### Directions for this task
Exclude any images and output the remaining records exactly.

### Listed records
++++++++++++++++++++

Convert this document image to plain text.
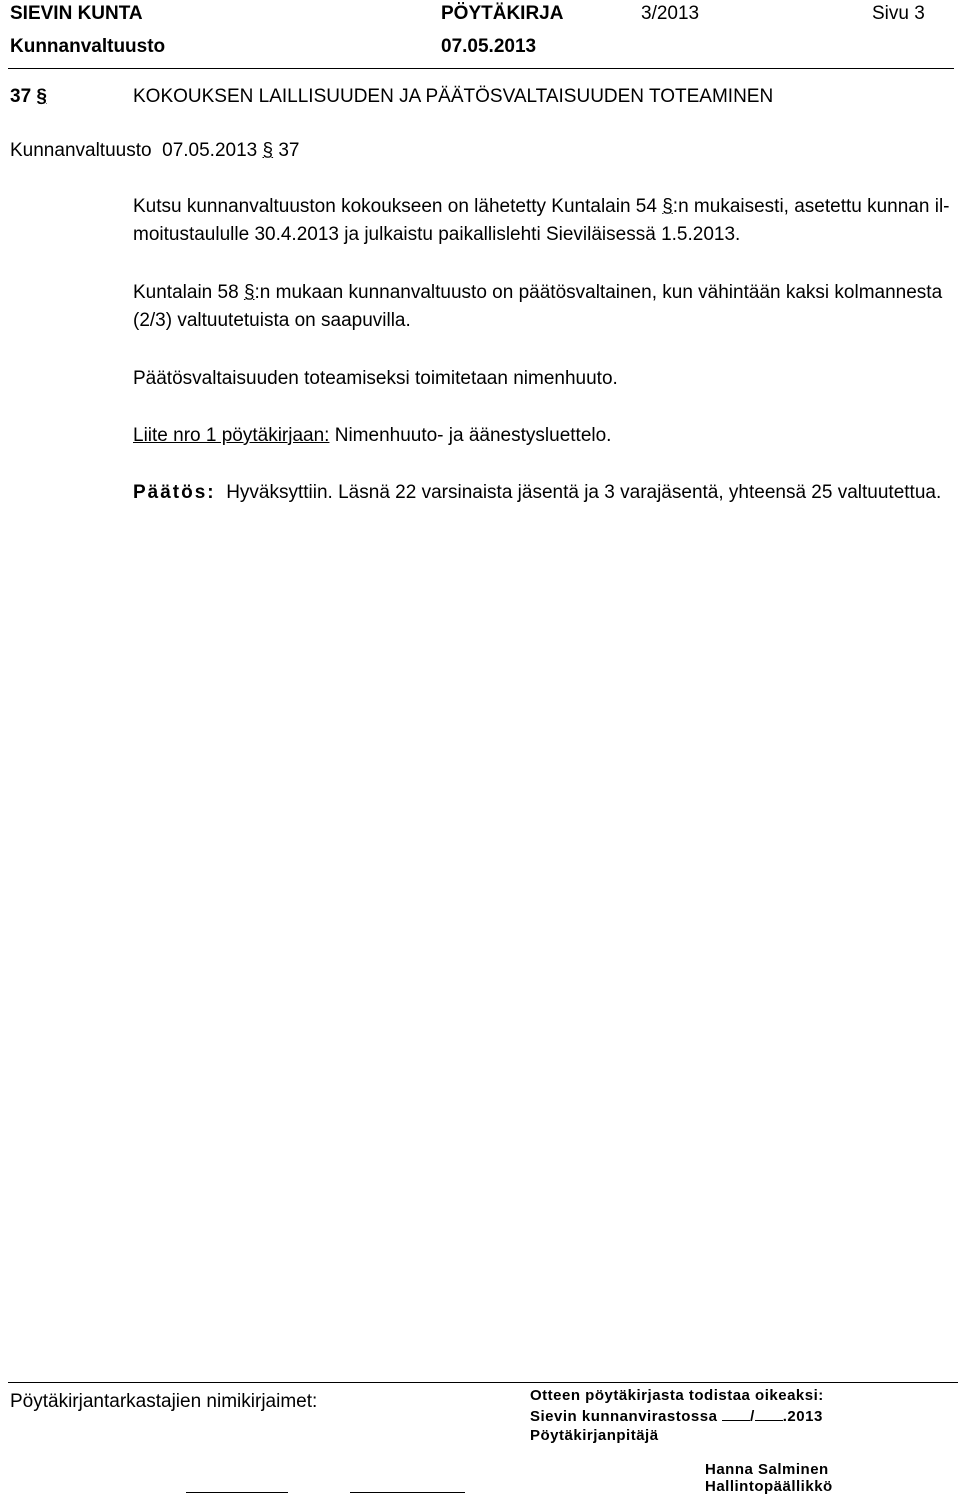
SIEVIN KUNTA	PÖYTÄKIRJA	3/2013	Sivu 3
Kunnanvaltuusto	07.05.2013
37 §	KOKOUKSEN LAILLISUUDEN JA PÄÄTÖSVALTAISUUDEN TOTEAMINEN
Kunnanvaltuusto 07.05.2013 § 37
Kutsu kunnanvaltuuston kokoukseen on lähetetty Kuntalain 54 §:n mukaisesti, asetettu kunnan il-
moitustaululle 30.4.2013 ja julkaistu paikallislehti Sieviläisessä 1.5.2013.
Kuntalain 58 §:n mukaan kunnanvaltuusto on päätösvaltainen, kun vähintään kaksi kolmannesta
(2/3) valtuutetuista on saapuvilla.
Päätösvaltaisuuden toteamiseksi toimitetaan nimenhuuto.
Liite nro 1 pöytäkirjaan: Nimenhuuto- ja äänestysluettelo.
Päätös: Hyväksyttiin. Läsnä 22 varsinaista jäsentä ja 3 varajäsentä, yhteensä 25 valtuutettua.
Pöytäkirjantarkastajien nimikirjaimet:	Otteen pöytäkirjasta todistaa oikeaksi:
Sievin kunnanvirastossa / .2013
Pöytäkirjanpitäjä
Hanna Salminen
Hallintopäällikkö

++++++++++++++++++++

### Finished exercise
Convert this document image to plain text.
SIEVIN KUNTA	PÖYTÄKIRJA	3/2013	Sivu 3
Kunnanvaltuusto	07.05.2013
37 §	KOKOUKSEN LAILLISUUDEN JA PÄÄTÖSVALTAISUUDEN TOTEAMINEN
Kunnanvaltuusto 07.05.2013 § 37
Kutsu kunnanvaltuuston kokoukseen on lähetetty Kuntalain 54 §:n mukaisesti, asetettu kunnan il-
moitustaululle 30.4.2013 ja julkaistu paikallislehti Sieviläisessä 1.5.2013.
Kuntalain 58 §:n mukaan kunnanvaltuusto on päätösvaltainen, kun vähintään kaksi kolmannesta
(2/3) valtuutetuista on saapuvilla.
Päätösvaltaisuuden toteamiseksi toimitetaan nimenhuuto.
Liite nro 1 pöytäkirjaan: Nimenhuuto- ja äänestysluettelo.
Päätös: Hyväksyttiin. Läsnä 22 varsinaista jäsentä ja 3 varajäsentä, yhteensä 25 valtuutettua.
Pöytäkirjantarkastajien nimikirjaimet:	Otteen pöytäkirjasta todistaa oikeaksi:
Sievin kunnanvirastossa / .2013
Pöytäkirjanpitäjä
Hanna Salminen
Hallintopäällikkö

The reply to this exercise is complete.